▶ [Task goal]:
Please retype everything in the listing from the line containing "Patent image size: (842, 742)." down to the line containing "The debris 30 is at (403, 347).", both included, keeping each line the same and adding nothing else.

▶ [Stored rows]:
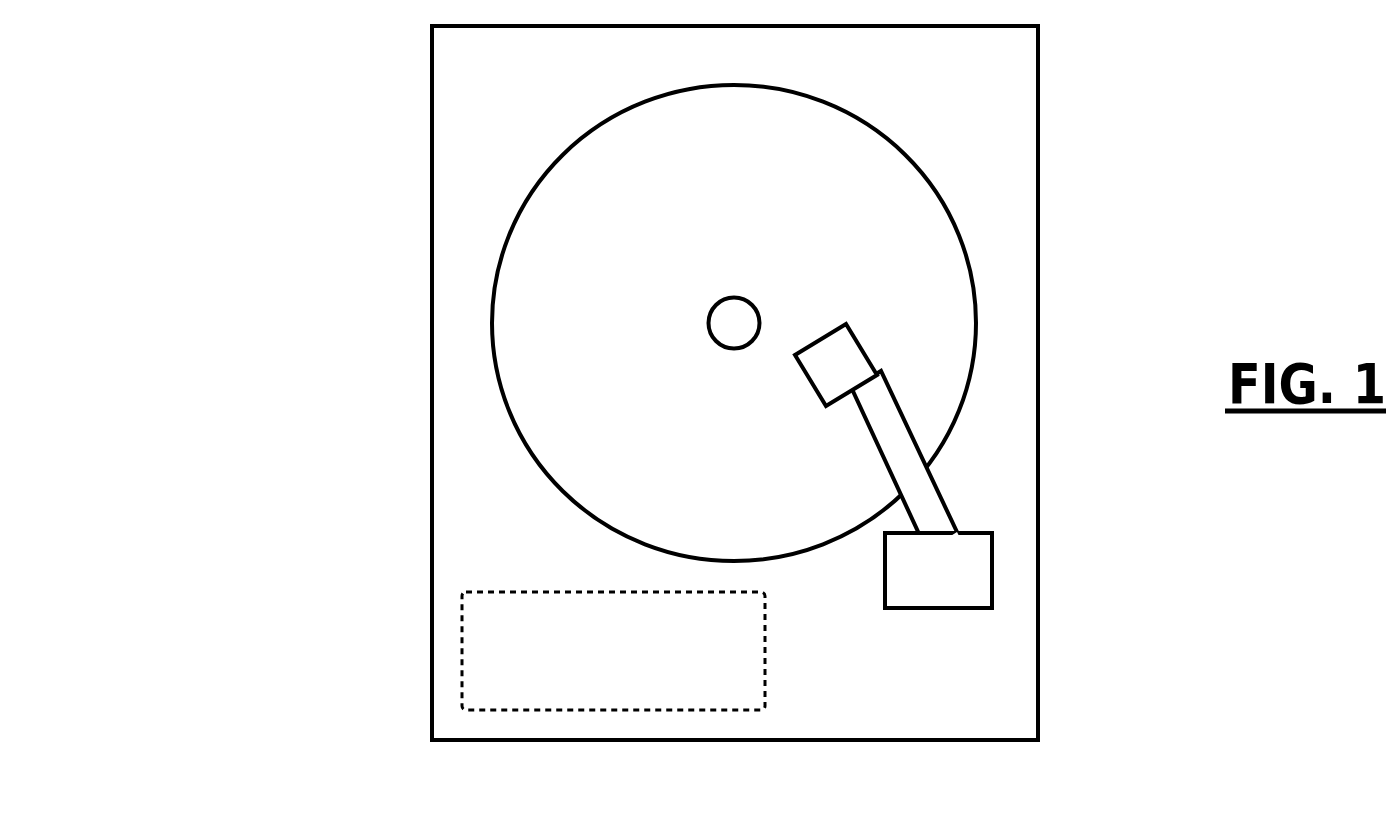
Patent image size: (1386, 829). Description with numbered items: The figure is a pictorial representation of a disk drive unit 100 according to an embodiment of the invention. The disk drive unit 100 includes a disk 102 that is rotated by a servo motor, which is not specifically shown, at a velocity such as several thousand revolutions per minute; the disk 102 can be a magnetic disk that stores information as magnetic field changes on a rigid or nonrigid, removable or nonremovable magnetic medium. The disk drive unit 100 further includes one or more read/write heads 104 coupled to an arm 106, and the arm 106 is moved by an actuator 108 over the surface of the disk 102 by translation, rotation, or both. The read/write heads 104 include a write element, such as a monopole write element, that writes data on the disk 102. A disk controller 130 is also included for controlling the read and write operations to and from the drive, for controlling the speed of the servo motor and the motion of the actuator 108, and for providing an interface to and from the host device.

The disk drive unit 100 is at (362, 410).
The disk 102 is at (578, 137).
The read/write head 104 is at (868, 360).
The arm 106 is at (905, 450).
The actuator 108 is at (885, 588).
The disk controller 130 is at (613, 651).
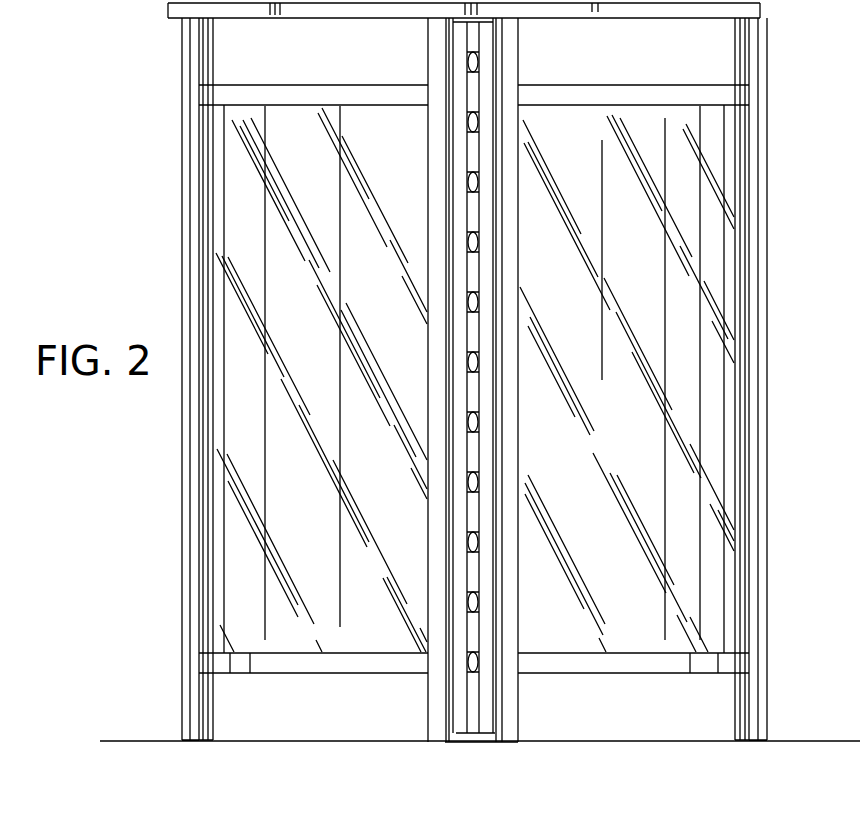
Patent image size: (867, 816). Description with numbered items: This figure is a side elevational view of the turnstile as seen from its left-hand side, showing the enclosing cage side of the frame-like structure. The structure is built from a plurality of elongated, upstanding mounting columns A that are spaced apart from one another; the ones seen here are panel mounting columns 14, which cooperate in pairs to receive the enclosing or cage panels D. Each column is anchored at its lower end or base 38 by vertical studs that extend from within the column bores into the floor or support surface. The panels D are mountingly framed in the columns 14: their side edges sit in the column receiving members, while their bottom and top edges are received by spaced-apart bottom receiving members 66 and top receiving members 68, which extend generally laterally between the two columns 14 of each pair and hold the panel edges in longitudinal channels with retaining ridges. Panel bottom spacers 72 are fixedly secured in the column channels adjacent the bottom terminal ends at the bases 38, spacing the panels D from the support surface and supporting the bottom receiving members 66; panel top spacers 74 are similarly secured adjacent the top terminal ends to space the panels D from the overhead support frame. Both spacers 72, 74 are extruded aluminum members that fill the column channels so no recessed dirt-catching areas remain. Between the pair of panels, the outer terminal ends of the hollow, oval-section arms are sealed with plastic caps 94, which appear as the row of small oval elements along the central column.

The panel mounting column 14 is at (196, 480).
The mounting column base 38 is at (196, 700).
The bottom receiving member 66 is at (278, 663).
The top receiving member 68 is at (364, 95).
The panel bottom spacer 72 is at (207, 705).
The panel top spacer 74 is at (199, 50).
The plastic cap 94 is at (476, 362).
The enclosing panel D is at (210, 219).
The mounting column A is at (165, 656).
--
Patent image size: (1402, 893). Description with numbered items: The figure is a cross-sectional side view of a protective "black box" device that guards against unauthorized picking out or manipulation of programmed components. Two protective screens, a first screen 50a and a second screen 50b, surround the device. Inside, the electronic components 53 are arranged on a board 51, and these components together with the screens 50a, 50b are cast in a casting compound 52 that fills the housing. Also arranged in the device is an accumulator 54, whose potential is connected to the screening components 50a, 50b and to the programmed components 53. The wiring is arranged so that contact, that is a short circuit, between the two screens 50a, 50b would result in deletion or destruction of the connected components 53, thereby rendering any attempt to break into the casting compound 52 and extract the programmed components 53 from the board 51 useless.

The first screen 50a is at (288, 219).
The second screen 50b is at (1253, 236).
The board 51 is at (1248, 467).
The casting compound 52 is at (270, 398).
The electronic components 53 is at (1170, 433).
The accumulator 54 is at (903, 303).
* * *
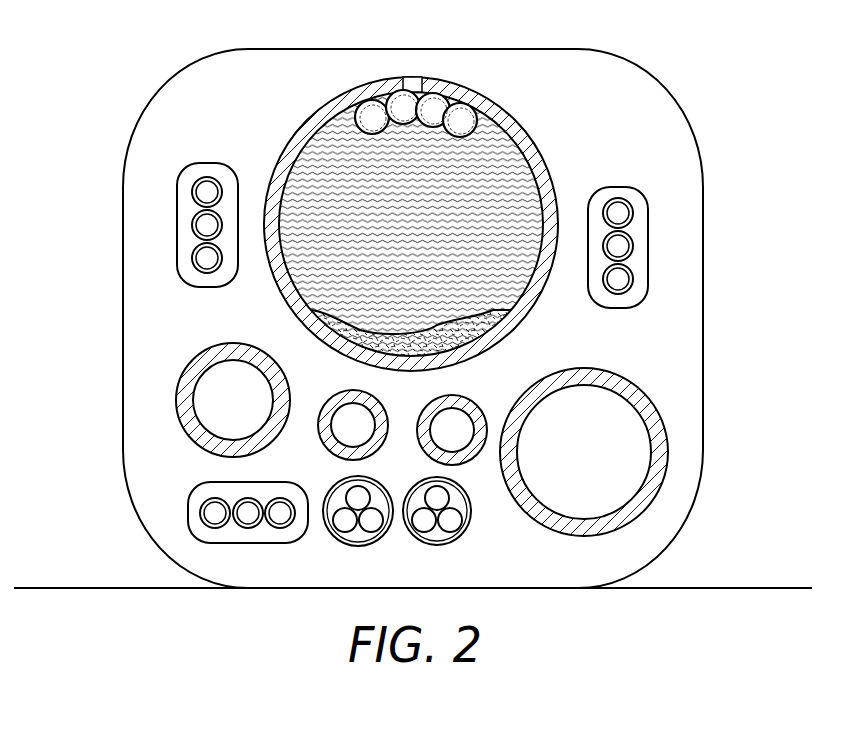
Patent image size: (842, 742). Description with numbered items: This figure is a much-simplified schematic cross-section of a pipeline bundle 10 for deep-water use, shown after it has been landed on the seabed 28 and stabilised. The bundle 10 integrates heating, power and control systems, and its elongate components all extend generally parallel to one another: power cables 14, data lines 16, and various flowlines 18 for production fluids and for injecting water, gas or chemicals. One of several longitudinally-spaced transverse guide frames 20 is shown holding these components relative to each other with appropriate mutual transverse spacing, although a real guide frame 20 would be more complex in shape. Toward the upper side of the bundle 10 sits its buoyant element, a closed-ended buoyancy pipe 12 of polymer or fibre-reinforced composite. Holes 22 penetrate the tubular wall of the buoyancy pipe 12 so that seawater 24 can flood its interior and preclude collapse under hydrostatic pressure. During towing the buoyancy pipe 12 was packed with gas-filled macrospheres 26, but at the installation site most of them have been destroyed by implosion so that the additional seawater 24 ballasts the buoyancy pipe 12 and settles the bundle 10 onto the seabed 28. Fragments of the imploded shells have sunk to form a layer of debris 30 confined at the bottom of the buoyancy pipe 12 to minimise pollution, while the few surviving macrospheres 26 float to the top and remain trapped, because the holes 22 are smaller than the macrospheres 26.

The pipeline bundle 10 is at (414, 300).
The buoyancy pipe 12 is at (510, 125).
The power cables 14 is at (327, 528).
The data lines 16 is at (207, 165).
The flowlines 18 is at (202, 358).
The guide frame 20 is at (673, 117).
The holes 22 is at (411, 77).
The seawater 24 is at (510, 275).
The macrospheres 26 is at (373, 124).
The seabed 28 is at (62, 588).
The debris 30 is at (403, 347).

▶ [Solution for this problem]:
Patent image size: (842, 742). Description with numbered items: This figure is a much-simplified schematic cross-section of a pipeline bundle 10 for deep-water use, shown after it has been landed on the seabed 28 and stabilised. The bundle 10 integrates heating, power and control systems, and its elongate components all extend generally parallel to one another: power cables 14, data lines 16, and various flowlines 18 for production fluids and for injecting water, gas or chemicals. One of several longitudinally-spaced transverse guide frames 20 is shown holding these components relative to each other with appropriate mutual transverse spacing, although a real guide frame 20 would be more complex in shape. Toward the upper side of the bundle 10 sits its buoyant element, a closed-ended buoyancy pipe 12 of polymer or fibre-reinforced composite. Holes 22 penetrate the tubular wall of the buoyancy pipe 12 so that seawater 24 can flood its interior and preclude collapse under hydrostatic pressure. During towing the buoyancy pipe 12 was packed with gas-filled macrospheres 26, but at the installation site most of them have been destroyed by implosion so that the additional seawater 24 ballasts the buoyancy pipe 12 and settles the bundle 10 onto the seabed 28. Fragments of the imploded shells have sunk to form a layer of debris 30 confined at the bottom of the buoyancy pipe 12 to minimise pollution, while the few surviving macrospheres 26 float to the top and remain trapped, because the holes 22 are smaller than the macrospheres 26.

The pipeline bundle 10 is at (414, 300).
The buoyancy pipe 12 is at (510, 125).
The power cables 14 is at (327, 528).
The data lines 16 is at (207, 165).
The flowlines 18 is at (202, 358).
The guide frame 20 is at (673, 117).
The holes 22 is at (411, 77).
The seawater 24 is at (510, 275).
The macrospheres 26 is at (373, 124).
The seabed 28 is at (62, 588).
The debris 30 is at (403, 347).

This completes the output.